Given request: Skip all pictures, then print the remaining material exactly.

Listed records:
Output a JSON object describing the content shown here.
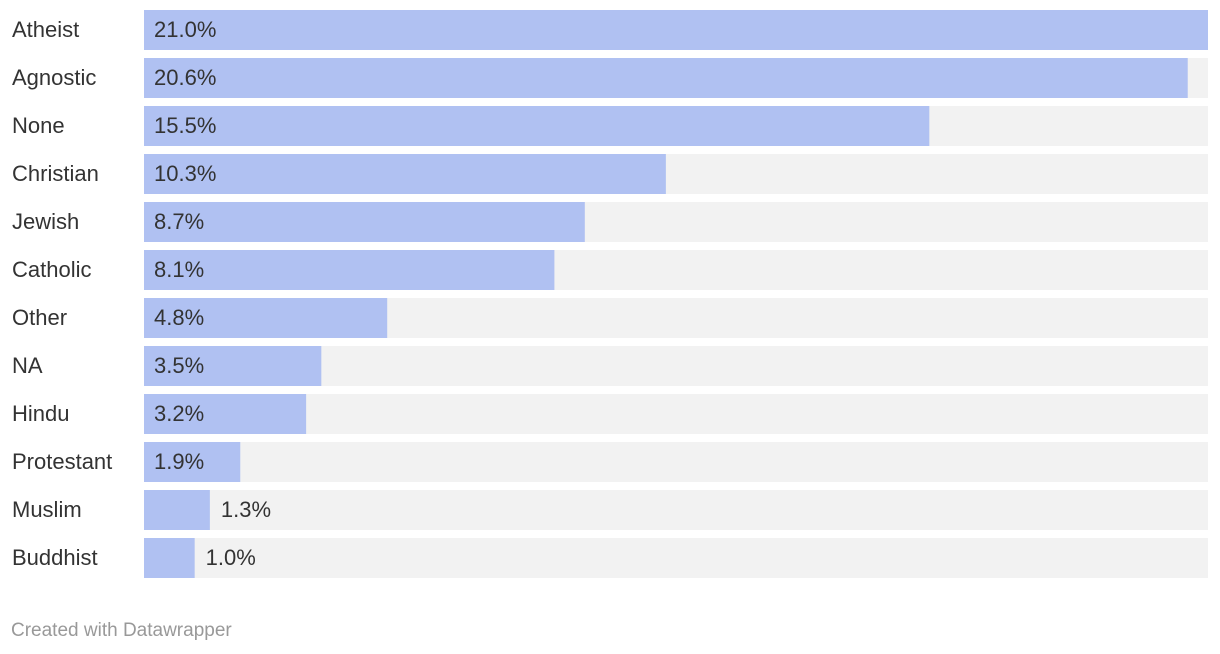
{
  "chart_data": {
    "type": "bar",
    "orientation": "horizontal",
    "categories": [
      "Atheist",
      "Agnostic",
      "None",
      "Christian",
      "Jewish",
      "Catholic",
      "Other",
      "NA",
      "Hindu",
      "Protestant",
      "Muslim",
      "Buddhist"
    ],
    "values": [
      21.0,
      20.6,
      15.5,
      10.3,
      8.7,
      8.1,
      4.8,
      3.5,
      3.2,
      1.9,
      1.3,
      1.0
    ],
    "value_labels": [
      "21.0%",
      "20.6%",
      "15.5%",
      "10.3%",
      "8.7%",
      "8.1%",
      "4.8%",
      "3.5%",
      "3.2%",
      "1.9%",
      "1.3%",
      "1.0%"
    ],
    "color": "#b0c1f2",
    "background_color": "#f2f2f2",
    "footer": "Created with Datawrapper"
  }
}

Exercise result:
Output a JSON object describing the content shown here.
{
  "chart_data": {
    "type": "bar",
    "orientation": "horizontal",
    "categories": [
      "Atheist",
      "Agnostic",
      "None",
      "Christian",
      "Jewish",
      "Catholic",
      "Other",
      "NA",
      "Hindu",
      "Protestant",
      "Muslim",
      "Buddhist"
    ],
    "values": [
      21.0,
      20.6,
      15.5,
      10.3,
      8.7,
      8.1,
      4.8,
      3.5,
      3.2,
      1.9,
      1.3,
      1.0
    ],
    "value_labels": [
      "21.0%",
      "20.6%",
      "15.5%",
      "10.3%",
      "8.7%",
      "8.1%",
      "4.8%",
      "3.5%",
      "3.2%",
      "1.9%",
      "1.3%",
      "1.0%"
    ],
    "color": "#b0c1f2",
    "background_color": "#f2f2f2",
    "footer": "Created with Datawrapper"
  }
}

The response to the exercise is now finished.